◆ **EXERCÍCIOS PROPOSTOS**
**A)** Segundo o trecho sobre o tempo, onde e há quanto tempo surgiu a espécie humana?
**B)** Diga se cada afirmação concorda com o trecho sobre o tempo: (i) Chronos devorava os filhos por medo de uma profecia; (ii) a energia do Sol nunca vai se esgotar; (iii) antigamente, a civilização recorria à mitologia e à religiosidade.
**C)** Extraia sem alterações, do trecho sobre o tempo, a parte que abre com as palavras que contêm "O gigante devorava" e fecha com "autor de Tempo.".

◆ **TRECHO DA FONTE**
%%
Os antigos gregos viam Chronos (uma divindade que personifica "o tempo") como um titã.

O gigante devorava os próprios filhos, por medo de uma profecia de que um deles o deporia. Até que Zeus enganou o pai, que comeu uma pedra envenenada em seu lugar. Assim, Zeus matou Chronos, o tempo, e se tornou imortal.

"No passado, o ser humano se via como um ser frágil em meio a um cosmo eterno, feito do Sol, das estrelas, dos planetas, das divindades imortais", diz o autor de Tempo.

"Hoje, sabemos que tudo tem seu fim. A energia do Sol, por exemplo, vai se esgotar em alguns bilhões de anos, e nossa estrela irá assim morrer".

Há séculos, não tínhamos as ferramentas para medir com precisão distâncias e passagens de tempo pequenas demais, ou exageradamente grandes. A civilização, assim, recorria à mitologia e à religiosidade.

Segundo a narrativa da Bíblia, por exemplo, a criação do mundo teria se dado em 6 de outubro de 3761 a.C..

Hoje, a Ciência já concluiu que nossa espécie, a humana, surgiu na África há cerca de 300 mil anos, como descendentes de outros primatas.

Vivemos na Terra, planeta que surgiu há 4,5 bilhões de anos no Sistema Solar.
%%
◆ **DADOS FORNECIDOS**
%%
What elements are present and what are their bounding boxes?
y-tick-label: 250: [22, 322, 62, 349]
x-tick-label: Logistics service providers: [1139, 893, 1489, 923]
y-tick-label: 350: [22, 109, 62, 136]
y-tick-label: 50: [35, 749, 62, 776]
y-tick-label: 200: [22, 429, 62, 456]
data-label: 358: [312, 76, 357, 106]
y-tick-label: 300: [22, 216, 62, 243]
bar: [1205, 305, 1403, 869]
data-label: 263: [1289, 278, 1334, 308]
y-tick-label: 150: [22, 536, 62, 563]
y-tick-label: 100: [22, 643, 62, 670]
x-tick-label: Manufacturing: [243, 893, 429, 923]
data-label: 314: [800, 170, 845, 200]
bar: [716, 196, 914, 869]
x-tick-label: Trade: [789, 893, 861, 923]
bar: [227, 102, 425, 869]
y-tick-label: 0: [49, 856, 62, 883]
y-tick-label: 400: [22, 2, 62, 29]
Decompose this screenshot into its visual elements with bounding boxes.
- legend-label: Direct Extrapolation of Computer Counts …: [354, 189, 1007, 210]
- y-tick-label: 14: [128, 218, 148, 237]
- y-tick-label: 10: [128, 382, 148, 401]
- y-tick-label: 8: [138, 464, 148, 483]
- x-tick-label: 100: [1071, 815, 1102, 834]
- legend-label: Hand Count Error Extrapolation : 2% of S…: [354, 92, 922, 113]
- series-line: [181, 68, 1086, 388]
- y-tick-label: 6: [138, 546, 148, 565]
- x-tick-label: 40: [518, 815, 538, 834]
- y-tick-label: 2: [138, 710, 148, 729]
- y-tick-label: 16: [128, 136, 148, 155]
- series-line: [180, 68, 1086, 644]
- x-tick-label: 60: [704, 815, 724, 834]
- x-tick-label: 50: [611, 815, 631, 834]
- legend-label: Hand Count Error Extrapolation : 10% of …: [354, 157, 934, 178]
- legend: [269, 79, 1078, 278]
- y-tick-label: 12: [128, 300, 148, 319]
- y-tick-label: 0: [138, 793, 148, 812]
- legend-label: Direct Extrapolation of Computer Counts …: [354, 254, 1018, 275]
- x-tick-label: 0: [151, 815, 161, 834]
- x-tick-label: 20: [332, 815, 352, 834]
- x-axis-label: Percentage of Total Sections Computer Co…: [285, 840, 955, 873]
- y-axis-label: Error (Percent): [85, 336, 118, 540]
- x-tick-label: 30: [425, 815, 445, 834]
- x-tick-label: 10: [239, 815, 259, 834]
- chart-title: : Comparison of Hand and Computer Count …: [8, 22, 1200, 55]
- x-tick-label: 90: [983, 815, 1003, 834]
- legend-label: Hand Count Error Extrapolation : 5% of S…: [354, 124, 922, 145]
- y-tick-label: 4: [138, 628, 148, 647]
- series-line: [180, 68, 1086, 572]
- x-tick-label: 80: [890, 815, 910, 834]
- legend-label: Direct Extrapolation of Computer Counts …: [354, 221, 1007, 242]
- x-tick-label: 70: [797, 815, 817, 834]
%%
◆ **RESPOSTAS ESPERADAS**
**A)** Na África, há cerca de 300 mil anos.

**B)**
(i) Sim: "O gigante devorava os próprios filhos, por medo de uma profecia de que um deles o deporia."
(ii) Não: "A energia do Sol, por exemplo, vai se esgotar em alguns bilhões de anos"
(iii) Sim: "A civilização, assim, recorria à mitologia e à religiosidade."

**C)**
O gigante devorava os próprios filhos, por medo de uma profecia de que um deles o deporia. Até que Zeus enganou o pai, que comeu uma pedra envenenada em seu lugar. Assim, Zeus matou Chronos, o tempo, e se tornou imortal.

"No passado, o ser humano se via como um ser frágil em meio a um cosmo eterno, feito do Sol, das estrelas, dos planetas, das divindades imortais", diz o autor de Tempo.